» **Exercise directions**: Pick out the lines in the listing below that contain the word "icon" and copy them.

» **Provided records**:
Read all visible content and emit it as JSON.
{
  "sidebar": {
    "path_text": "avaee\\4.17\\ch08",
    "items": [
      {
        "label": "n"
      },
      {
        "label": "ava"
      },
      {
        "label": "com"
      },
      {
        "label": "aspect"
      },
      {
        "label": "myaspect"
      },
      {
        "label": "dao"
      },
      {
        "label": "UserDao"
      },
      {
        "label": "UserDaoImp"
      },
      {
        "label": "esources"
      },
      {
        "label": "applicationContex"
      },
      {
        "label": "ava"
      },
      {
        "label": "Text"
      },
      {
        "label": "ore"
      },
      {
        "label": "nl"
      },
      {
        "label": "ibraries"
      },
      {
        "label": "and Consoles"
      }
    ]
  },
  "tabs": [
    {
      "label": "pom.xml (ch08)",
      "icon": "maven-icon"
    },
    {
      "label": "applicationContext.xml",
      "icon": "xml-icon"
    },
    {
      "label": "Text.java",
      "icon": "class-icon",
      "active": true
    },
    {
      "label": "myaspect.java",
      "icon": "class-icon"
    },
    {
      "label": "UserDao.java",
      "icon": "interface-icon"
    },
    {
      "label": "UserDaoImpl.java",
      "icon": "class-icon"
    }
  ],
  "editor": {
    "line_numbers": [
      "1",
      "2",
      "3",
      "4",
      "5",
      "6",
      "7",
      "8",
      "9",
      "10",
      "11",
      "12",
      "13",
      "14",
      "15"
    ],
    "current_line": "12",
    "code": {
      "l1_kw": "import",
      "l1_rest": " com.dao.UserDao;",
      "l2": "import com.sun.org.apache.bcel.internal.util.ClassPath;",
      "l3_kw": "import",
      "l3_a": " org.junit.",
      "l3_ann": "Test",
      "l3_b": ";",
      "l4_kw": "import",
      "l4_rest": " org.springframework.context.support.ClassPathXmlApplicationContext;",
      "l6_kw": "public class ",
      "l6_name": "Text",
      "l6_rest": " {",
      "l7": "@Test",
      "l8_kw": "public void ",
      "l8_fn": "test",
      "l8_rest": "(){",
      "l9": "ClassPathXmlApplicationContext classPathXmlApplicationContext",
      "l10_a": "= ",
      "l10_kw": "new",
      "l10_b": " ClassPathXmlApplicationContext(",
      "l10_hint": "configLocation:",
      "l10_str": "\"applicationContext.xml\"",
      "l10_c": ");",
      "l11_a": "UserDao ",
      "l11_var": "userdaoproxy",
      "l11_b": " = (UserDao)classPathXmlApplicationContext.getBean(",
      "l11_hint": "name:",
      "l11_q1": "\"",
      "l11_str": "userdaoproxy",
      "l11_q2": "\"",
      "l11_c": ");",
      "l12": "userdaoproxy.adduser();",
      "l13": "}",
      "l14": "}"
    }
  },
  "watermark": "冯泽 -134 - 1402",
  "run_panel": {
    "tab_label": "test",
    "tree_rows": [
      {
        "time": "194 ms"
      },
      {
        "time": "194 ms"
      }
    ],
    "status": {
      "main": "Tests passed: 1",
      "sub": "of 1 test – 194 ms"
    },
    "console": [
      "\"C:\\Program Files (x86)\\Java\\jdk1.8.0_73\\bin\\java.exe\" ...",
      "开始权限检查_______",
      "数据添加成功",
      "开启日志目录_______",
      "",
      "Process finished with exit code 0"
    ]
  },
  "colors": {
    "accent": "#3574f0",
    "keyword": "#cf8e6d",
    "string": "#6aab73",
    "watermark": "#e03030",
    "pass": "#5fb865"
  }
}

» **Output of the exercise**:
      "icon": "maven-icon"
      "icon": "xml-icon"
      "icon": "class-icon",
      "icon": "class-icon"
      "icon": "interface-icon"
      "icon": "class-icon"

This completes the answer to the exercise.